What you have to do:
Reproduce all entries verbatim, with nothing added or dropped.

* Begin *

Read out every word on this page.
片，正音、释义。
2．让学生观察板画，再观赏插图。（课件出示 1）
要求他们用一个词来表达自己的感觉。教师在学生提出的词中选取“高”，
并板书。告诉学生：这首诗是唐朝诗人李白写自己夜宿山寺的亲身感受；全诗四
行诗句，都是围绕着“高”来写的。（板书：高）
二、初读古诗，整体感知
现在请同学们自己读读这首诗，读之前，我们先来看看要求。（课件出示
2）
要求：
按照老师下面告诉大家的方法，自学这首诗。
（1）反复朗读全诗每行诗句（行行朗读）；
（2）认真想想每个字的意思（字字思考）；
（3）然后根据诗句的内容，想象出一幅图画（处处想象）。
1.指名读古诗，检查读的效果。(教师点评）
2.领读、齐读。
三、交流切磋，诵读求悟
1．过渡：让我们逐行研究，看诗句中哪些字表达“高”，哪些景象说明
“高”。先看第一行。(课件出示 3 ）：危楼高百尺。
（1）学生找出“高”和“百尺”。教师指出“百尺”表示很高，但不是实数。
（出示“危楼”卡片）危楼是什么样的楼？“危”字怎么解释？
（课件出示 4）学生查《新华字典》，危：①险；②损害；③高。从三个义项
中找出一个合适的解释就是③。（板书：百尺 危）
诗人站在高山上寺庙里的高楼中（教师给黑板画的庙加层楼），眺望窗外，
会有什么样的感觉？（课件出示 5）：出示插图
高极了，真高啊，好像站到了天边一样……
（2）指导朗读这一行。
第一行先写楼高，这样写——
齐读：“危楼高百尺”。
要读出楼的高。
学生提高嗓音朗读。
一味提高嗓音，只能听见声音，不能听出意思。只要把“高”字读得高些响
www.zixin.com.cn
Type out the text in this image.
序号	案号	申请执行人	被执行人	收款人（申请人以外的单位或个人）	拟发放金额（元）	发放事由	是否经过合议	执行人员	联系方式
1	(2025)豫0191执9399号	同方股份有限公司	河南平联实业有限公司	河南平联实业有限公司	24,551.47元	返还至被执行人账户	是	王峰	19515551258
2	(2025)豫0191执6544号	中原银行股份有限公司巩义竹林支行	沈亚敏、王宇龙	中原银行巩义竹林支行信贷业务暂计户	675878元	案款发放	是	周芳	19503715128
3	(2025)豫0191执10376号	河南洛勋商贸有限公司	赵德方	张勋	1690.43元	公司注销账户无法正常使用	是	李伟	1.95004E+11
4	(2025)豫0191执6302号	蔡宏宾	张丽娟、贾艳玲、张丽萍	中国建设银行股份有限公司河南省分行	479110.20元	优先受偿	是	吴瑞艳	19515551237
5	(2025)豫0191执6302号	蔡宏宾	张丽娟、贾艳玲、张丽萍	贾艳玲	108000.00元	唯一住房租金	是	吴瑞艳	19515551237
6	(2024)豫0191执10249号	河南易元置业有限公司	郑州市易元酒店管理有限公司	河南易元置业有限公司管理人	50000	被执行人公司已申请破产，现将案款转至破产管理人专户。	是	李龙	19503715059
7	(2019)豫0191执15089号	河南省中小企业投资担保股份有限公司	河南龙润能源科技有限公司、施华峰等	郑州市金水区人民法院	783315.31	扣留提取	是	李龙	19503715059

* End *

The answer:
Read out every word on this page.
片，正音、释义。
2．让学生观察板画，再观赏插图。（课件出示 1）
要求他们用一个词来表达自己的感觉。教师在学生提出的词中选取“高”，
并板书。告诉学生：这首诗是唐朝诗人李白写自己夜宿山寺的亲身感受；全诗四
行诗句，都是围绕着“高”来写的。（板书：高）
二、初读古诗，整体感知
现在请同学们自己读读这首诗，读之前，我们先来看看要求。（课件出示
2）
要求：
按照老师下面告诉大家的方法，自学这首诗。
（1）反复朗读全诗每行诗句（行行朗读）；
（2）认真想想每个字的意思（字字思考）；
（3）然后根据诗句的内容，想象出一幅图画（处处想象）。
1.指名读古诗，检查读的效果。(教师点评）
2.领读、齐读。
三、交流切磋，诵读求悟
1．过渡：让我们逐行研究，看诗句中哪些字表达“高”，哪些景象说明
“高”。先看第一行。(课件出示 3 ）：危楼高百尺。
（1）学生找出“高”和“百尺”。教师指出“百尺”表示很高，但不是实数。
（出示“危楼”卡片）危楼是什么样的楼？“危”字怎么解释？
（课件出示 4）学生查《新华字典》，危：①险；②损害；③高。从三个义项
中找出一个合适的解释就是③。（板书：百尺 危）
诗人站在高山上寺庙里的高楼中（教师给黑板画的庙加层楼），眺望窗外，
会有什么样的感觉？（课件出示 5）：出示插图
高极了，真高啊，好像站到了天边一样……
（2）指导朗读这一行。
第一行先写楼高，这样写——
齐读：“危楼高百尺”。
要读出楼的高。
学生提高嗓音朗读。
一味提高嗓音，只能听见声音，不能听出意思。只要把“高”字读得高些响
www.zixin.com.cn
Type out the text in this image.
序号	案号	申请执行人	被执行人	收款人（申请人以外的单位或个人）	拟发放金额（元）	发放事由	是否经过合议	执行人员	联系方式
1	(2025)豫0191执9399号	同方股份有限公司	河南平联实业有限公司	河南平联实业有限公司	24,551.47元	返还至被执行人账户	是	王峰	19515551258
2	(2025)豫0191执6544号	中原银行股份有限公司巩义竹林支行	沈亚敏、王宇龙	中原银行巩义竹林支行信贷业务暂计户	675878元	案款发放	是	周芳	19503715128
3	(2025)豫0191执10376号	河南洛勋商贸有限公司	赵德方	张勋	1690.43元	公司注销账户无法正常使用	是	李伟	1.95004E+11
4	(2025)豫0191执6302号	蔡宏宾	张丽娟、贾艳玲、张丽萍	中国建设银行股份有限公司河南省分行	479110.20元	优先受偿	是	吴瑞艳	19515551237
5	(2025)豫0191执6302号	蔡宏宾	张丽娟、贾艳玲、张丽萍	贾艳玲	108000.00元	唯一住房租金	是	吴瑞艳	19515551237
6	(2024)豫0191执10249号	河南易元置业有限公司	郑州市易元酒店管理有限公司	河南易元置业有限公司管理人	50000	被执行人公司已申请破产，现将案款转至破产管理人专户。	是	李龙	19503715059
7	(2019)豫0191执15089号	河南省中小企业投资担保股份有限公司	河南龙润能源科技有限公司、施华峰等	郑州市金水区人民法院	783315.31	扣留提取	是	李龙	19503715059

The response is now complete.